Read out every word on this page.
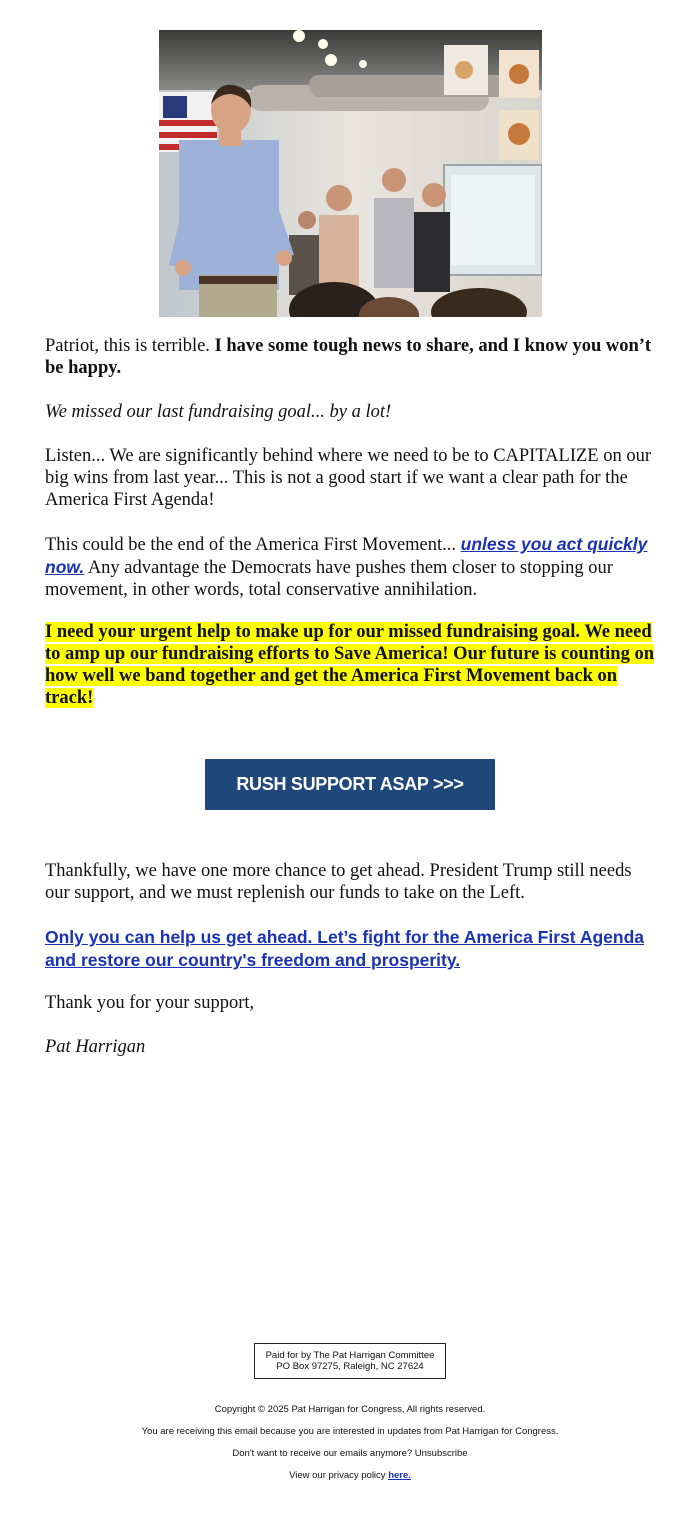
Patriot, this is terrible. I have some tough news to share, and I know you won’t be happy.
We missed our last fundraising goal... by a lot!
Listen... We are significantly behind where we need to be to CAPITALIZE on our big wins from last year... This is not a good start if we want a clear path for the America First Agenda!
This could be the end of the America First Movement... unless you act quickly now. Any advantage the Democrats have pushes them closer to stopping our movement, in other words, total conservative annihilation.
I need your urgent help to make up for our missed fundraising goal. We need to amp up our fundraising efforts to Save America! Our future is counting on how well we band together and get the America First Movement back on track!
RUSH SUPPORT ASAP >>>
Thankfully, we have one more chance to get ahead. President Trump still needs our support, and we must replenish our funds to take on the Left.
Only you can help us get ahead. Let’s fight for the America First Agenda and restore our country's freedom and prosperity.
Thank you for your support,
Pat Harrigan
Paid for by The Pat Harrigan Committee
PO Box 97275, Raleigh, NC 27624
Copyright © 2025 Pat Harrigan for Congress, All rights reserved.
You are receiving this email because you are interested in updates from Pat Harrigan for Congress.
Don't want to receive our emails anymore? Unsubscribe
View our privacy policy here.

- Task goal: Find how many lines in the records contain the string "America", then give the number alone.

- Full output: 4